* [YOUR GOAL] Each record below must be returned exactly as shown.

___

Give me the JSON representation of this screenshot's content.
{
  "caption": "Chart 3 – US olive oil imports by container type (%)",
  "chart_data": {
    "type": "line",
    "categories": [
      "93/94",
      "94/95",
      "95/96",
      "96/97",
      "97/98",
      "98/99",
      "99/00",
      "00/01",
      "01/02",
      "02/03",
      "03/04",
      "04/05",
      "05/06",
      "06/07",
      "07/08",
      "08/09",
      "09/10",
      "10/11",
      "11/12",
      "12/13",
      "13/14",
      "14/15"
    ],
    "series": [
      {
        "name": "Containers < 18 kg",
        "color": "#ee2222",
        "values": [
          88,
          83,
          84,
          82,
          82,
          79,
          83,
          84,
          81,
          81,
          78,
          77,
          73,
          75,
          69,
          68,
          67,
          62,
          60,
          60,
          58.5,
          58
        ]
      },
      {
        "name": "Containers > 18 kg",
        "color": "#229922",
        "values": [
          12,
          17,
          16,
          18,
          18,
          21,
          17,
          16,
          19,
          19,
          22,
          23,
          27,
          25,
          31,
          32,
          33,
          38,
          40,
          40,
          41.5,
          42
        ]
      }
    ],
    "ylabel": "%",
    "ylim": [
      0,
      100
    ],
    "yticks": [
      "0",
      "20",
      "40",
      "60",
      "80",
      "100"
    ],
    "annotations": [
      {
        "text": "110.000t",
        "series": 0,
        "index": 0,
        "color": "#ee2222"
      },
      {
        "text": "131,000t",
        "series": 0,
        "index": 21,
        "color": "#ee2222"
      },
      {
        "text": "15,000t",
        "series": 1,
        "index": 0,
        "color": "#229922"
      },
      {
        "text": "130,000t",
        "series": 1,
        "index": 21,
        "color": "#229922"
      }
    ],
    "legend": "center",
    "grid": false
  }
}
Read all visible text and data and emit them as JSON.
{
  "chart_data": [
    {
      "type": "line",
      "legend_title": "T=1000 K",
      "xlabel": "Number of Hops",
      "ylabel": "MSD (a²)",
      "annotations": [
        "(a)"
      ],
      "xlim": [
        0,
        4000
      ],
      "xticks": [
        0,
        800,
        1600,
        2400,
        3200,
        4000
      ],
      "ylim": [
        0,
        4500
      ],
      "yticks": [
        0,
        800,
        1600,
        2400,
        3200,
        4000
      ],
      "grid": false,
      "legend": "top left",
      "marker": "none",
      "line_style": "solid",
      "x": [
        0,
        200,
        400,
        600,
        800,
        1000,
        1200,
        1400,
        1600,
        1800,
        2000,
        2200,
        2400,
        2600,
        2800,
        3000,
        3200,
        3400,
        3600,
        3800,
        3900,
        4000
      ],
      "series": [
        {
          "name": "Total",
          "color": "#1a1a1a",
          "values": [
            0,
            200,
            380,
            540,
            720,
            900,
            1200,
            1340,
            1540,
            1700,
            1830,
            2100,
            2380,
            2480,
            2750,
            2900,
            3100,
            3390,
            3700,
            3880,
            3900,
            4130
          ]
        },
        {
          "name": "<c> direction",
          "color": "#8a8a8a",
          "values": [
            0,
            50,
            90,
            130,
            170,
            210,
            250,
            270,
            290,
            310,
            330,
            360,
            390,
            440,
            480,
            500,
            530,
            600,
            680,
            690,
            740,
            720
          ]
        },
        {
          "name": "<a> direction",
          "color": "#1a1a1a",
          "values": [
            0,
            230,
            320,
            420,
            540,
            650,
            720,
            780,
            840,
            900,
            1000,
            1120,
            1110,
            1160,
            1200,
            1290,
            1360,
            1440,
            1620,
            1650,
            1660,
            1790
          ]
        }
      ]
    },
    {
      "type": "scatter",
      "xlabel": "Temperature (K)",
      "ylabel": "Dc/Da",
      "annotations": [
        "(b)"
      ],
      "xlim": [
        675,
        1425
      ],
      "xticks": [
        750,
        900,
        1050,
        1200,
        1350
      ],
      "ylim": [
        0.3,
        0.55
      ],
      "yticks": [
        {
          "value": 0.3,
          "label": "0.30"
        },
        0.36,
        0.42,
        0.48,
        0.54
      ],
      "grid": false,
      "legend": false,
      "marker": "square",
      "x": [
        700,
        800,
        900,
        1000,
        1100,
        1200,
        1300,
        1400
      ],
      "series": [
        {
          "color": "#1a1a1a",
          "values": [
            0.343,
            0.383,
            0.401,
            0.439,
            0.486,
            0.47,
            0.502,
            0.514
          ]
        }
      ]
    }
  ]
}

___

* [ANSWER FOR THE TASK]
Give me the JSON representation of this screenshot's content.
{
  "caption": "Chart 3 – US olive oil imports by container type (%)",
  "chart_data": {
    "type": "line",
    "categories": [
      "93/94",
      "94/95",
      "95/96",
      "96/97",
      "97/98",
      "98/99",
      "99/00",
      "00/01",
      "01/02",
      "02/03",
      "03/04",
      "04/05",
      "05/06",
      "06/07",
      "07/08",
      "08/09",
      "09/10",
      "10/11",
      "11/12",
      "12/13",
      "13/14",
      "14/15"
    ],
    "series": [
      {
        "name": "Containers < 18 kg",
        "color": "#ee2222",
        "values": [
          88,
          83,
          84,
          82,
          82,
          79,
          83,
          84,
          81,
          81,
          78,
          77,
          73,
          75,
          69,
          68,
          67,
          62,
          60,
          60,
          58.5,
          58
        ]
      },
      {
        "name": "Containers > 18 kg",
        "color": "#229922",
        "values": [
          12,
          17,
          16,
          18,
          18,
          21,
          17,
          16,
          19,
          19,
          22,
          23,
          27,
          25,
          31,
          32,
          33,
          38,
          40,
          40,
          41.5,
          42
        ]
      }
    ],
    "ylabel": "%",
    "ylim": [
      0,
      100
    ],
    "yticks": [
      "0",
      "20",
      "40",
      "60",
      "80",
      "100"
    ],
    "annotations": [
      {
        "text": "110.000t",
        "series": 0,
        "index": 0,
        "color": "#ee2222"
      },
      {
        "text": "131,000t",
        "series": 0,
        "index": 21,
        "color": "#ee2222"
      },
      {
        "text": "15,000t",
        "series": 1,
        "index": 0,
        "color": "#229922"
      },
      {
        "text": "130,000t",
        "series": 1,
        "index": 21,
        "color": "#229922"
      }
    ],
    "legend": "center",
    "grid": false
  }
}
Read all visible text and data and emit them as JSON.
{
  "chart_data": [
    {
      "type": "line",
      "legend_title": "T=1000 K",
      "xlabel": "Number of Hops",
      "ylabel": "MSD (a²)",
      "annotations": [
        "(a)"
      ],
      "xlim": [
        0,
        4000
      ],
      "xticks": [
        0,
        800,
        1600,
        2400,
        3200,
        4000
      ],
      "ylim": [
        0,
        4500
      ],
      "yticks": [
        0,
        800,
        1600,
        2400,
        3200,
        4000
      ],
      "grid": false,
      "legend": "top left",
      "marker": "none",
      "line_style": "solid",
      "x": [
        0,
        200,
        400,
        600,
        800,
        1000,
        1200,
        1400,
        1600,
        1800,
        2000,
        2200,
        2400,
        2600,
        2800,
        3000,
        3200,
        3400,
        3600,
        3800,
        3900,
        4000
      ],
      "series": [
        {
          "name": "Total",
          "color": "#1a1a1a",
          "values": [
            0,
            200,
            380,
            540,
            720,
            900,
            1200,
            1340,
            1540,
            1700,
            1830,
            2100,
            2380,
            2480,
            2750,
            2900,
            3100,
            3390,
            3700,
            3880,
            3900,
            4130
          ]
        },
        {
          "name": "<c> direction",
          "color": "#8a8a8a",
          "values": [
            0,
            50,
            90,
            130,
            170,
            210,
            250,
            270,
            290,
            310,
            330,
            360,
            390,
            440,
            480,
            500,
            530,
            600,
            680,
            690,
            740,
            720
          ]
        },
        {
          "name": "<a> direction",
          "color": "#1a1a1a",
          "values": [
            0,
            230,
            320,
            420,
            540,
            650,
            720,
            780,
            840,
            900,
            1000,
            1120,
            1110,
            1160,
            1200,
            1290,
            1360,
            1440,
            1620,
            1650,
            1660,
            1790
          ]
        }
      ]
    },
    {
      "type": "scatter",
      "xlabel": "Temperature (K)",
      "ylabel": "Dc/Da",
      "annotations": [
        "(b)"
      ],
      "xlim": [
        675,
        1425
      ],
      "xticks": [
        750,
        900,
        1050,
        1200,
        1350
      ],
      "ylim": [
        0.3,
        0.55
      ],
      "yticks": [
        {
          "value": 0.3,
          "label": "0.30"
        },
        0.36,
        0.42,
        0.48,
        0.54
      ],
      "grid": false,
      "legend": false,
      "marker": "square",
      "x": [
        700,
        800,
        900,
        1000,
        1100,
        1200,
        1300,
        1400
      ],
      "series": [
        {
          "color": "#1a1a1a",
          "values": [
            0.343,
            0.383,
            0.401,
            0.439,
            0.486,
            0.47,
            0.502,
            0.514
          ]
        }
      ]
    }
  ]
}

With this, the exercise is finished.